## BRIEF
Copy every line of the listing exactly.

# # # # #

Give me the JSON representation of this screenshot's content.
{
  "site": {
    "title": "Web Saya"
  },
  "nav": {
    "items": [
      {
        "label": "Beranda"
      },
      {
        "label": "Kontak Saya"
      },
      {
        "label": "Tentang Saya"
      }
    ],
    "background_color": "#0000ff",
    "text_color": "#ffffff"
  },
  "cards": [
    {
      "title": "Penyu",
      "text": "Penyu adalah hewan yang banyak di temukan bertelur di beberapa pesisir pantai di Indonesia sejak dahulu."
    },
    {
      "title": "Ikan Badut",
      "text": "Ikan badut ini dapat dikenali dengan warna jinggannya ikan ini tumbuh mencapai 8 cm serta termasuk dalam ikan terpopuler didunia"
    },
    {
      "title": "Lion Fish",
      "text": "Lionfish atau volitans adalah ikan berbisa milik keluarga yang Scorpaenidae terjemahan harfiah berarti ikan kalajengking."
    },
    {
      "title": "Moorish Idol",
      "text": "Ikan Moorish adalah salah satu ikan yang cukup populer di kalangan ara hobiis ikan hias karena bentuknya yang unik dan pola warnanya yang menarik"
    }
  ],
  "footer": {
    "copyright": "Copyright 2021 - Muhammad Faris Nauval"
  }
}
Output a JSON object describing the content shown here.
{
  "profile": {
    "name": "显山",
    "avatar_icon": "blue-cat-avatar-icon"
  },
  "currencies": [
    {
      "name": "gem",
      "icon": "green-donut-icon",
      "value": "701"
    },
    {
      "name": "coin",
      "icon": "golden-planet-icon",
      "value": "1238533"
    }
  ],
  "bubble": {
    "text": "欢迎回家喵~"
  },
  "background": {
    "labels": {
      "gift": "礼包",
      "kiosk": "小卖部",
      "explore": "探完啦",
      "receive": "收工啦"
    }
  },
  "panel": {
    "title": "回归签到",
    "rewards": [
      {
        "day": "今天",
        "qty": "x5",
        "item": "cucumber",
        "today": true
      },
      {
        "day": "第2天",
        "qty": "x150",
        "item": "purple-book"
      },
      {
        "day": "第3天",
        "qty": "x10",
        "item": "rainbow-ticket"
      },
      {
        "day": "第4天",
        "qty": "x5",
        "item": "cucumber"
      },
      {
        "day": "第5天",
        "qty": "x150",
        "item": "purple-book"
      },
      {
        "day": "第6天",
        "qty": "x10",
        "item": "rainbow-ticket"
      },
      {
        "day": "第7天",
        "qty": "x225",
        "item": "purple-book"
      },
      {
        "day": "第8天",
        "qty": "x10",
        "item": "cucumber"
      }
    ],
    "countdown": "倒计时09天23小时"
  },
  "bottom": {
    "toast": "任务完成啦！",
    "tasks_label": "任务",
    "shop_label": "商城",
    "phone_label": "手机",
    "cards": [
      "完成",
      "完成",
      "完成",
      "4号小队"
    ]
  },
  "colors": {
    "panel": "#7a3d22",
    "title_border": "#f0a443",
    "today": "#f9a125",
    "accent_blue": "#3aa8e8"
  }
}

# # # # #

## EXPECTED OUTPUT
Give me the JSON representation of this screenshot's content.
{
  "site": {
    "title": "Web Saya"
  },
  "nav": {
    "items": [
      {
        "label": "Beranda"
      },
      {
        "label": "Kontak Saya"
      },
      {
        "label": "Tentang Saya"
      }
    ],
    "background_color": "#0000ff",
    "text_color": "#ffffff"
  },
  "cards": [
    {
      "title": "Penyu",
      "text": "Penyu adalah hewan yang banyak di temukan bertelur di beberapa pesisir pantai di Indonesia sejak dahulu."
    },
    {
      "title": "Ikan Badut",
      "text": "Ikan badut ini dapat dikenali dengan warna jinggannya ikan ini tumbuh mencapai 8 cm serta termasuk dalam ikan terpopuler didunia"
    },
    {
      "title": "Lion Fish",
      "text": "Lionfish atau volitans adalah ikan berbisa milik keluarga yang Scorpaenidae terjemahan harfiah berarti ikan kalajengking."
    },
    {
      "title": "Moorish Idol",
      "text": "Ikan Moorish adalah salah satu ikan yang cukup populer di kalangan ara hobiis ikan hias karena bentuknya yang unik dan pola warnanya yang menarik"
    }
  ],
  "footer": {
    "copyright": "Copyright 2021 - Muhammad Faris Nauval"
  }
}
Output a JSON object describing the content shown here.
{
  "profile": {
    "name": "显山",
    "avatar_icon": "blue-cat-avatar-icon"
  },
  "currencies": [
    {
      "name": "gem",
      "icon": "green-donut-icon",
      "value": "701"
    },
    {
      "name": "coin",
      "icon": "golden-planet-icon",
      "value": "1238533"
    }
  ],
  "bubble": {
    "text": "欢迎回家喵~"
  },
  "background": {
    "labels": {
      "gift": "礼包",
      "kiosk": "小卖部",
      "explore": "探完啦",
      "receive": "收工啦"
    }
  },
  "panel": {
    "title": "回归签到",
    "rewards": [
      {
        "day": "今天",
        "qty": "x5",
        "item": "cucumber",
        "today": true
      },
      {
        "day": "第2天",
        "qty": "x150",
        "item": "purple-book"
      },
      {
        "day": "第3天",
        "qty": "x10",
        "item": "rainbow-ticket"
      },
      {
        "day": "第4天",
        "qty": "x5",
        "item": "cucumber"
      },
      {
        "day": "第5天",
        "qty": "x150",
        "item": "purple-book"
      },
      {
        "day": "第6天",
        "qty": "x10",
        "item": "rainbow-ticket"
      },
      {
        "day": "第7天",
        "qty": "x225",
        "item": "purple-book"
      },
      {
        "day": "第8天",
        "qty": "x10",
        "item": "cucumber"
      }
    ],
    "countdown": "倒计时09天23小时"
  },
  "bottom": {
    "toast": "任务完成啦！",
    "tasks_label": "任务",
    "shop_label": "商城",
    "phone_label": "手机",
    "cards": [
      "完成",
      "完成",
      "完成",
      "4号小队"
    ]
  },
  "colors": {
    "panel": "#7a3d22",
    "title_border": "#f0a443",
    "today": "#f9a125",
    "accent_blue": "#3aa8e8"
  }
}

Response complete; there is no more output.